▼

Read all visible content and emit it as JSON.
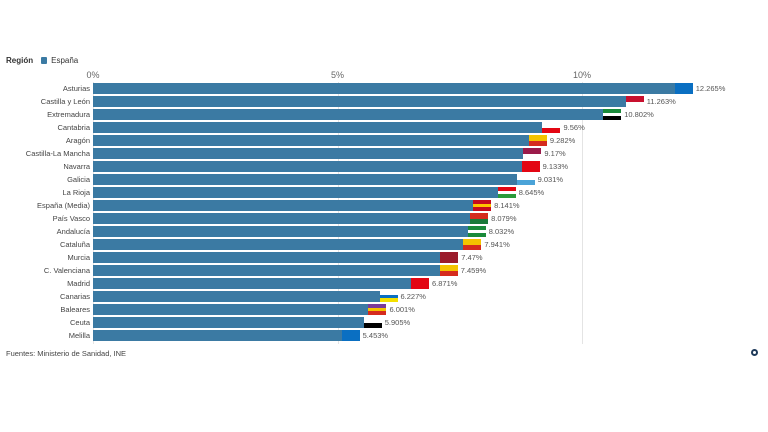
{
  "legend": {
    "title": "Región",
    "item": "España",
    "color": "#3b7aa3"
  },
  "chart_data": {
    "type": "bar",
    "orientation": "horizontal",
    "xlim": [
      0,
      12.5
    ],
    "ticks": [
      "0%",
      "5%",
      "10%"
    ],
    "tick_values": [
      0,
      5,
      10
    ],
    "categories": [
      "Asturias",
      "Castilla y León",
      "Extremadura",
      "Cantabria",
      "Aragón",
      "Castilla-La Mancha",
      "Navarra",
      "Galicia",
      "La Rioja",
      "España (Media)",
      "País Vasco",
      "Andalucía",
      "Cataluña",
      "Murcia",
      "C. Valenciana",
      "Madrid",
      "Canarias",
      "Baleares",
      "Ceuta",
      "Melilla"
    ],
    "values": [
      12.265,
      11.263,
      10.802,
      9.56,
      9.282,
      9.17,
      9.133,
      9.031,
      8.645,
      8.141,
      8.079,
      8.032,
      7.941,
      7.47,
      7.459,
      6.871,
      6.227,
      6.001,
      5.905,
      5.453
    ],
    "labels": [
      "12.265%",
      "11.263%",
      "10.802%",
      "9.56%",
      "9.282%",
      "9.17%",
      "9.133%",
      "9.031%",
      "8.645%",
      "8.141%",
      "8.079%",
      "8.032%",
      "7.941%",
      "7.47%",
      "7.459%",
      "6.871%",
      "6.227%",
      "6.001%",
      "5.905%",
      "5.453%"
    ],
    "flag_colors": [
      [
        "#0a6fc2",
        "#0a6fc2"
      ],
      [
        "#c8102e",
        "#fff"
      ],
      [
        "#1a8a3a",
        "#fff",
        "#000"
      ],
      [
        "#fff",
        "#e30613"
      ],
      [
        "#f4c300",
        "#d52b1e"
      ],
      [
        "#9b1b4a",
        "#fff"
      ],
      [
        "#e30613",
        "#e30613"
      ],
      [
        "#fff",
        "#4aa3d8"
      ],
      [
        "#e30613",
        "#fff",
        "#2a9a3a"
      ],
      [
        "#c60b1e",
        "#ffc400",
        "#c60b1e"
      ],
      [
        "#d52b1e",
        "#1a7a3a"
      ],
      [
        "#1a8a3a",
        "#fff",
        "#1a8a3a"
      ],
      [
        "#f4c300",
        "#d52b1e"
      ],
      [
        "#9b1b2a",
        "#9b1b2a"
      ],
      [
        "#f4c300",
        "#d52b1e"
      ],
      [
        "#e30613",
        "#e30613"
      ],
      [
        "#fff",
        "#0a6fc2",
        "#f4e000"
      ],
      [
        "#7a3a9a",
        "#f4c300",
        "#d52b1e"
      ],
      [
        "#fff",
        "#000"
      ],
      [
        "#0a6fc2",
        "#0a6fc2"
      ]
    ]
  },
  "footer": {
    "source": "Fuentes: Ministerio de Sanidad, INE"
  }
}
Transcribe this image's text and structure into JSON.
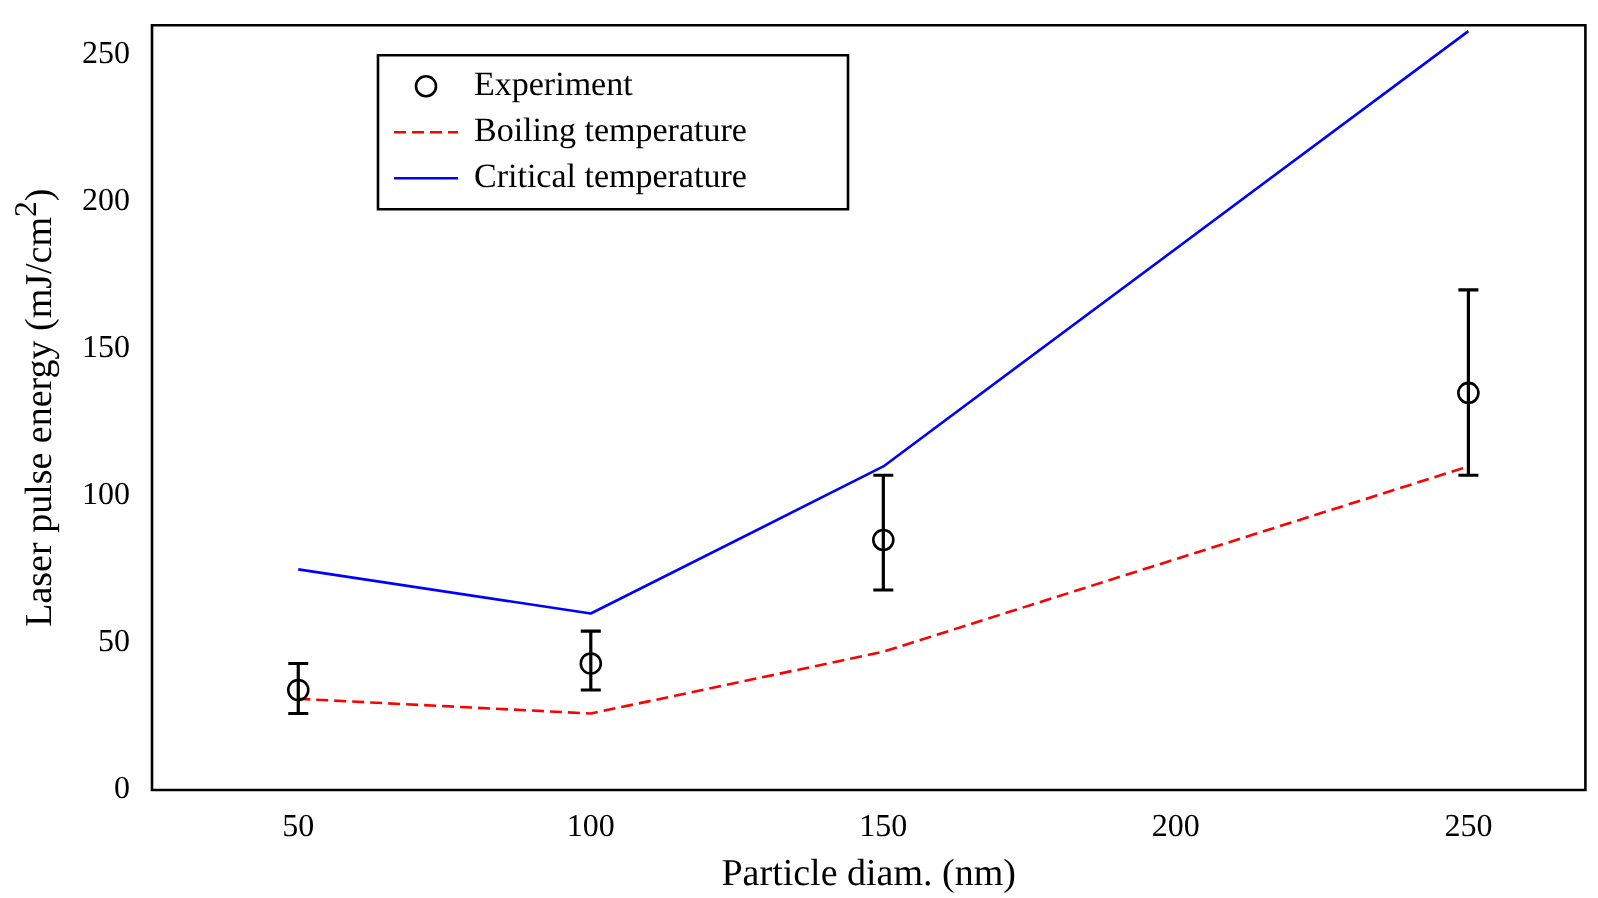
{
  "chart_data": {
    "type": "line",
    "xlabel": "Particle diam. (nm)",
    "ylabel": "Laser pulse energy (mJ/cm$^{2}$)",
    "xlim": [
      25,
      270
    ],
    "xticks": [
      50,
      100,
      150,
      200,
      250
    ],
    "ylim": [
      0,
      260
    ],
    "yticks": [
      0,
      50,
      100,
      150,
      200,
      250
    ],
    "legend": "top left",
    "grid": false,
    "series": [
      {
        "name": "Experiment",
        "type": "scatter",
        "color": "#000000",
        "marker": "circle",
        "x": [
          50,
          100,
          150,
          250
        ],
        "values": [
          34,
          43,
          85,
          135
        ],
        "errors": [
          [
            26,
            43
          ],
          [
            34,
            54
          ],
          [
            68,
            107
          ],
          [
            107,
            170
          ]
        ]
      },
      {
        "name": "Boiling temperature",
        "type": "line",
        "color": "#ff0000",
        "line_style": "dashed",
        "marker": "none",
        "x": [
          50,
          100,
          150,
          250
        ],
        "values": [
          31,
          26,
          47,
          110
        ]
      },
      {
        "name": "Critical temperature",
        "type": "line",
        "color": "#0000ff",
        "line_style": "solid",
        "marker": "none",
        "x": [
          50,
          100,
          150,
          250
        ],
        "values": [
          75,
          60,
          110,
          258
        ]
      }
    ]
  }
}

▲

• _WRITTEN INSTRUCTION_
Write out the records above exactly as they appear, leaving out any pictures.

• _EXERCISE RESPONSE_
Read all visible content and emit it as JSON.
{
  "legend": {
    "title": "Región",
    "item": "España",
    "color": "#3b7aa3"
  },
  "chart_data": {
    "type": "bar",
    "orientation": "horizontal",
    "xlim": [
      0,
      12.5
    ],
    "ticks": [
      "0%",
      "5%",
      "10%"
    ],
    "tick_values": [
      0,
      5,
      10
    ],
    "categories": [
      "Asturias",
      "Castilla y León",
      "Extremadura",
      "Cantabria",
      "Aragón",
      "Castilla-La Mancha",
      "Navarra",
      "Galicia",
      "La Rioja",
      "España (Media)",
      "País Vasco",
      "Andalucía",
      "Cataluña",
      "Murcia",
      "C. Valenciana",
      "Madrid",
      "Canarias",
      "Baleares",
      "Ceuta",
      "Melilla"
    ],
    "values": [
      12.265,
      11.263,
      10.802,
      9.56,
      9.282,
      9.17,
      9.133,
      9.031,
      8.645,
      8.141,
      8.079,
      8.032,
      7.941,
      7.47,
      7.459,
      6.871,
      6.227,
      6.001,
      5.905,
      5.453
    ],
    "labels": [
      "12.265%",
      "11.263%",
      "10.802%",
      "9.56%",
      "9.282%",
      "9.17%",
      "9.133%",
      "9.031%",
      "8.645%",
      "8.141%",
      "8.079%",
      "8.032%",
      "7.941%",
      "7.47%",
      "7.459%",
      "6.871%",
      "6.227%",
      "6.001%",
      "5.905%",
      "5.453%"
    ],
    "flag_colors": [
      [
        "#0a6fc2",
        "#0a6fc2"
      ],
      [
        "#c8102e",
        "#fff"
      ],
      [
        "#1a8a3a",
        "#fff",
        "#000"
      ],
      [
        "#fff",
        "#e30613"
      ],
      [
        "#f4c300",
        "#d52b1e"
      ],
      [
        "#9b1b4a",
        "#fff"
      ],
      [
        "#e30613",
        "#e30613"
      ],
      [
        "#fff",
        "#4aa3d8"
      ],
      [
        "#e30613",
        "#fff",
        "#2a9a3a"
      ],
      [
        "#c60b1e",
        "#ffc400",
        "#c60b1e"
      ],
      [
        "#d52b1e",
        "#1a7a3a"
      ],
      [
        "#1a8a3a",
        "#fff",
        "#1a8a3a"
      ],
      [
        "#f4c300",
        "#d52b1e"
      ],
      [
        "#9b1b2a",
        "#9b1b2a"
      ],
      [
        "#f4c300",
        "#d52b1e"
      ],
      [
        "#e30613",
        "#e30613"
      ],
      [
        "#fff",
        "#0a6fc2",
        "#f4e000"
      ],
      [
        "#7a3a9a",
        "#f4c300",
        "#d52b1e"
      ],
      [
        "#fff",
        "#000"
      ],
      [
        "#0a6fc2",
        "#0a6fc2"
      ]
    ]
  },
  "footer": {
    "source": "Fuentes: Ministerio de Sanidad, INE"
  }
}
Transcribe this image's text and structure into JSON.
{
  "chart_data": {
    "type": "line",
    "xlabel": "Particle diam. (nm)",
    "ylabel": "Laser pulse energy (mJ/cm$^{2}$)",
    "xlim": [
      25,
      270
    ],
    "xticks": [
      50,
      100,
      150,
      200,
      250
    ],
    "ylim": [
      0,
      260
    ],
    "yticks": [
      0,
      50,
      100,
      150,
      200,
      250
    ],
    "legend": "top left",
    "grid": false,
    "series": [
      {
        "name": "Experiment",
        "type": "scatter",
        "color": "#000000",
        "marker": "circle",
        "x": [
          50,
          100,
          150,
          250
        ],
        "values": [
          34,
          43,
          85,
          135
        ],
        "errors": [
          [
            26,
            43
          ],
          [
            34,
            54
          ],
          [
            68,
            107
          ],
          [
            107,
            170
          ]
        ]
      },
      {
        "name": "Boiling temperature",
        "type": "line",
        "color": "#ff0000",
        "line_style": "dashed",
        "marker": "none",
        "x": [
          50,
          100,
          150,
          250
        ],
        "values": [
          31,
          26,
          47,
          110
        ]
      },
      {
        "name": "Critical temperature",
        "type": "line",
        "color": "#0000ff",
        "line_style": "solid",
        "marker": "none",
        "x": [
          50,
          100,
          150,
          250
        ],
        "values": [
          75,
          60,
          110,
          258
        ]
      }
    ]
  }
}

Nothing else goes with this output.